- [Instructions for the task]
Repeat the material exactly, every line of it.

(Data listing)
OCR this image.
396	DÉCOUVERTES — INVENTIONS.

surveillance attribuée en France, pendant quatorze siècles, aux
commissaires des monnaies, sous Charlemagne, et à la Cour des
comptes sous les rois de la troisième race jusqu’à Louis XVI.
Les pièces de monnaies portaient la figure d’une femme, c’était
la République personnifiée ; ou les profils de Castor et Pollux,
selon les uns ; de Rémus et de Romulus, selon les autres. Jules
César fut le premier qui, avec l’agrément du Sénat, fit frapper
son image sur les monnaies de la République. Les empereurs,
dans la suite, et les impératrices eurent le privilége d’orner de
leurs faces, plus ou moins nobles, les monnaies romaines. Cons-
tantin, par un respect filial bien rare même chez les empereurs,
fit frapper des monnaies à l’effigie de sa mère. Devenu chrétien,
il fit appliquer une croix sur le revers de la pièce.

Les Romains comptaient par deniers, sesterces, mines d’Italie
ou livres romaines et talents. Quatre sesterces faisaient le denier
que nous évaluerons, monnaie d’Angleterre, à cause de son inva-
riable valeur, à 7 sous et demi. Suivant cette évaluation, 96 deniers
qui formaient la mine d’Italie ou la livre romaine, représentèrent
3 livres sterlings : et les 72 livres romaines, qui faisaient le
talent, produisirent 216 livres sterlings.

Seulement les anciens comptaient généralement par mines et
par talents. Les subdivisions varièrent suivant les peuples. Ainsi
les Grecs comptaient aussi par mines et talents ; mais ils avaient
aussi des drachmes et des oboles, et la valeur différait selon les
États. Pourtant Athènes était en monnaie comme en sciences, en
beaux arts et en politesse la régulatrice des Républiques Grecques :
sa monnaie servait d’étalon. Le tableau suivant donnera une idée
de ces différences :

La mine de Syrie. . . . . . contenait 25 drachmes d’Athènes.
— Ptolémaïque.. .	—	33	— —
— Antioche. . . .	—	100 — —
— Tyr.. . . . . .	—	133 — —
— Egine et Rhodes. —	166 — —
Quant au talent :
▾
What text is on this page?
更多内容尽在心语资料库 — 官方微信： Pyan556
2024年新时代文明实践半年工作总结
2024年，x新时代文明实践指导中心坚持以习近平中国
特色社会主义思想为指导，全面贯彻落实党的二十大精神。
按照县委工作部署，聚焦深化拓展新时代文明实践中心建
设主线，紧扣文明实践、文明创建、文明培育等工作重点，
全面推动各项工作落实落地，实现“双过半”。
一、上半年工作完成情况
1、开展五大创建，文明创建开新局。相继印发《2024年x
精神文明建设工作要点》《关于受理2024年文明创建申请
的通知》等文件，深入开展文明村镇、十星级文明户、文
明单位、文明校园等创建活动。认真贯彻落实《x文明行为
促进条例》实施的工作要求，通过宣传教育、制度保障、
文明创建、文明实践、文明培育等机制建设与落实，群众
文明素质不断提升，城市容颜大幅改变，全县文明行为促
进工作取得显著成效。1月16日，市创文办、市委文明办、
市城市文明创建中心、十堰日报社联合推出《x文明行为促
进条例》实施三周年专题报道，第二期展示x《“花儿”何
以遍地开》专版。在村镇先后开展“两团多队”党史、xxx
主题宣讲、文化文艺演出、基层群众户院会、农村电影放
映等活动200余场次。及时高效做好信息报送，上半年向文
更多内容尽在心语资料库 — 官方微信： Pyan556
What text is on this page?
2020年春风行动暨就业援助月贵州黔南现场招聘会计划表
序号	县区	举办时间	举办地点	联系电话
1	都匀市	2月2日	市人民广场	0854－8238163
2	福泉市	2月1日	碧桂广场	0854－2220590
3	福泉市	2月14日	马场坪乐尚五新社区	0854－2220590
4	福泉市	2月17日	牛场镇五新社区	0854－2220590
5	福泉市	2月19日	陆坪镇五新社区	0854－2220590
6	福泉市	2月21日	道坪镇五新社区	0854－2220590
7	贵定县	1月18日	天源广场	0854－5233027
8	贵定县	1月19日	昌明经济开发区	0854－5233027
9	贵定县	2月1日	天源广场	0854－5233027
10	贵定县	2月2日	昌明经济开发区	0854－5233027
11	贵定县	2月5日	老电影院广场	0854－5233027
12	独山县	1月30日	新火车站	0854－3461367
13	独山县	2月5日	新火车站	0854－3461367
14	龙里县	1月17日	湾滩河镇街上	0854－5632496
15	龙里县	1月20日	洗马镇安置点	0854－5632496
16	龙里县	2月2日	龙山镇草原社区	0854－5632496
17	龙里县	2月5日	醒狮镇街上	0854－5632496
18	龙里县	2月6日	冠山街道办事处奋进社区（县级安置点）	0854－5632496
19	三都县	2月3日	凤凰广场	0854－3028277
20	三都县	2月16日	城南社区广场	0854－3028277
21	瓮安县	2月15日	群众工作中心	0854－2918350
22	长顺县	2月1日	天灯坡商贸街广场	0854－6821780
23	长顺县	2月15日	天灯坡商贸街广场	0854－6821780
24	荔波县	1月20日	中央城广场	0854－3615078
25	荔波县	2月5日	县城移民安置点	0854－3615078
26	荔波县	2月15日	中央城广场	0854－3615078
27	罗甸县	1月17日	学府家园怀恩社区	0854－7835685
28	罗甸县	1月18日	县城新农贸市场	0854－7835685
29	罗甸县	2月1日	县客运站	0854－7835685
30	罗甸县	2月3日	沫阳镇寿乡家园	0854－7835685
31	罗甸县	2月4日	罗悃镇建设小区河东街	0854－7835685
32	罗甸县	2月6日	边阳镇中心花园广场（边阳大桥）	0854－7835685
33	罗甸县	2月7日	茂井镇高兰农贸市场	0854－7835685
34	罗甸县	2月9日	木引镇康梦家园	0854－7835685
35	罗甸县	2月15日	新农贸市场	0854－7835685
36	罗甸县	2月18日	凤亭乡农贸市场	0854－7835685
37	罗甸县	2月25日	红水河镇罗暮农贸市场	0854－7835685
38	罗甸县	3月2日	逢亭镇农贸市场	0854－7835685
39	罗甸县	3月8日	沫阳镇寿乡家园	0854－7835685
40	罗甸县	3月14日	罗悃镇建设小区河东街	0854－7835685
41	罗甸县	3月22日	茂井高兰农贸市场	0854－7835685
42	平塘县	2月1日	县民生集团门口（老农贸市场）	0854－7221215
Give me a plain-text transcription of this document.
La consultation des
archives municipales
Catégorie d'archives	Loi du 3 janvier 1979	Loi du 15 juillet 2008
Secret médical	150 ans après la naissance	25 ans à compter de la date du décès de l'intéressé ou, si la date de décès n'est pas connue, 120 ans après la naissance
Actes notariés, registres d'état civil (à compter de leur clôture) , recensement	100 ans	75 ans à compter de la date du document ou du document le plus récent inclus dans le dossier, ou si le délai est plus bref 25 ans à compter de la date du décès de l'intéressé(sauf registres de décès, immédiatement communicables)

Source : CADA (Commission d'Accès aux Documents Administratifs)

- [Written response]
OCR this image.
396	DÉCOUVERTES — INVENTIONS.

surveillance attribuée en France, pendant quatorze siècles, aux
commissaires des monnaies, sous Charlemagne, et à la Cour des
comptes sous les rois de la troisième race jusqu’à Louis XVI.
Les pièces de monnaies portaient la figure d’une femme, c’était
la République personnifiée ; ou les profils de Castor et Pollux,
selon les uns ; de Rémus et de Romulus, selon les autres. Jules
César fut le premier qui, avec l’agrément du Sénat, fit frapper
son image sur les monnaies de la République. Les empereurs,
dans la suite, et les impératrices eurent le privilége d’orner de
leurs faces, plus ou moins nobles, les monnaies romaines. Cons-
tantin, par un respect filial bien rare même chez les empereurs,
fit frapper des monnaies à l’effigie de sa mère. Devenu chrétien,
il fit appliquer une croix sur le revers de la pièce.

Les Romains comptaient par deniers, sesterces, mines d’Italie
ou livres romaines et talents. Quatre sesterces faisaient le denier
que nous évaluerons, monnaie d’Angleterre, à cause de son inva-
riable valeur, à 7 sous et demi. Suivant cette évaluation, 96 deniers
qui formaient la mine d’Italie ou la livre romaine, représentèrent
3 livres sterlings : et les 72 livres romaines, qui faisaient le
talent, produisirent 216 livres sterlings.

Seulement les anciens comptaient généralement par mines et
par talents. Les subdivisions varièrent suivant les peuples. Ainsi
les Grecs comptaient aussi par mines et talents ; mais ils avaient
aussi des drachmes et des oboles, et la valeur différait selon les
États. Pourtant Athènes était en monnaie comme en sciences, en
beaux arts et en politesse la régulatrice des Républiques Grecques :
sa monnaie servait d’étalon. Le tableau suivant donnera une idée
de ces différences :

La mine de Syrie. . . . . . contenait 25 drachmes d’Athènes.
— Ptolémaïque.. .	—	33	— —
— Antioche. . . .	—	100 — —
— Tyr.. . . . . .	—	133 — —
— Egine et Rhodes. —	166 — —
Quant au talent :
▾
What text is on this page?
更多内容尽在心语资料库 — 官方微信： Pyan556
2024年新时代文明实践半年工作总结
2024年，x新时代文明实践指导中心坚持以习近平中国
特色社会主义思想为指导，全面贯彻落实党的二十大精神。
按照县委工作部署，聚焦深化拓展新时代文明实践中心建
设主线，紧扣文明实践、文明创建、文明培育等工作重点，
全面推动各项工作落实落地，实现“双过半”。
一、上半年工作完成情况
1、开展五大创建，文明创建开新局。相继印发《2024年x
精神文明建设工作要点》《关于受理2024年文明创建申请
的通知》等文件，深入开展文明村镇、十星级文明户、文
明单位、文明校园等创建活动。认真贯彻落实《x文明行为
促进条例》实施的工作要求，通过宣传教育、制度保障、
文明创建、文明实践、文明培育等机制建设与落实，群众
文明素质不断提升，城市容颜大幅改变，全县文明行为促
进工作取得显著成效。1月16日，市创文办、市委文明办、
市城市文明创建中心、十堰日报社联合推出《x文明行为促
进条例》实施三周年专题报道，第二期展示x《“花儿”何
以遍地开》专版。在村镇先后开展“两团多队”党史、xxx
主题宣讲、文化文艺演出、基层群众户院会、农村电影放
映等活动200余场次。及时高效做好信息报送，上半年向文
更多内容尽在心语资料库 — 官方微信： Pyan556
What text is on this page?
2020年春风行动暨就业援助月贵州黔南现场招聘会计划表
序号	县区	举办时间	举办地点	联系电话
1	都匀市	2月2日	市人民广场	0854－8238163
2	福泉市	2月1日	碧桂广场	0854－2220590
3	福泉市	2月14日	马场坪乐尚五新社区	0854－2220590
4	福泉市	2月17日	牛场镇五新社区	0854－2220590
5	福泉市	2月19日	陆坪镇五新社区	0854－2220590
6	福泉市	2月21日	道坪镇五新社区	0854－2220590
7	贵定县	1月18日	天源广场	0854－5233027
8	贵定县	1月19日	昌明经济开发区	0854－5233027
9	贵定县	2月1日	天源广场	0854－5233027
10	贵定县	2月2日	昌明经济开发区	0854－5233027
11	贵定县	2月5日	老电影院广场	0854－5233027
12	独山县	1月30日	新火车站	0854－3461367
13	独山县	2月5日	新火车站	0854－3461367
14	龙里县	1月17日	湾滩河镇街上	0854－5632496
15	龙里县	1月20日	洗马镇安置点	0854－5632496
16	龙里县	2月2日	龙山镇草原社区	0854－5632496
17	龙里县	2月5日	醒狮镇街上	0854－5632496
18	龙里县	2月6日	冠山街道办事处奋进社区（县级安置点）	0854－5632496
19	三都县	2月3日	凤凰广场	0854－3028277
20	三都县	2月16日	城南社区广场	0854－3028277
21	瓮安县	2月15日	群众工作中心	0854－2918350
22	长顺县	2月1日	天灯坡商贸街广场	0854－6821780
23	长顺县	2月15日	天灯坡商贸街广场	0854－6821780
24	荔波县	1月20日	中央城广场	0854－3615078
25	荔波县	2月5日	县城移民安置点	0854－3615078
26	荔波县	2月15日	中央城广场	0854－3615078
27	罗甸县	1月17日	学府家园怀恩社区	0854－7835685
28	罗甸县	1月18日	县城新农贸市场	0854－7835685
29	罗甸县	2月1日	县客运站	0854－7835685
30	罗甸县	2月3日	沫阳镇寿乡家园	0854－7835685
31	罗甸县	2月4日	罗悃镇建设小区河东街	0854－7835685
32	罗甸县	2月6日	边阳镇中心花园广场（边阳大桥）	0854－7835685
33	罗甸县	2月7日	茂井镇高兰农贸市场	0854－7835685
34	罗甸县	2月9日	木引镇康梦家园	0854－7835685
35	罗甸县	2月15日	新农贸市场	0854－7835685
36	罗甸县	2月18日	凤亭乡农贸市场	0854－7835685
37	罗甸县	2月25日	红水河镇罗暮农贸市场	0854－7835685
38	罗甸县	3月2日	逢亭镇农贸市场	0854－7835685
39	罗甸县	3月8日	沫阳镇寿乡家园	0854－7835685
40	罗甸县	3月14日	罗悃镇建设小区河东街	0854－7835685
41	罗甸县	3月22日	茂井高兰农贸市场	0854－7835685
42	平塘县	2月1日	县民生集团门口（老农贸市场）	0854－7221215
Give me a plain-text transcription of this document.
La consultation des
archives municipales
Catégorie d'archives	Loi du 3 janvier 1979	Loi du 15 juillet 2008
Secret médical	150 ans après la naissance	25 ans à compter de la date du décès de l'intéressé ou, si la date de décès n'est pas connue, 120 ans après la naissance
Actes notariés, registres d'état civil (à compter de leur clôture) , recensement	100 ans	75 ans à compter de la date du document ou du document le plus récent inclus dans le dossier, ou si le délai est plus bref 25 ans à compter de la date du décès de l'intéressé(sauf registres de décès, immédiatement communicables)

Source : CADA (Commission d'Accès aux Documents Administratifs)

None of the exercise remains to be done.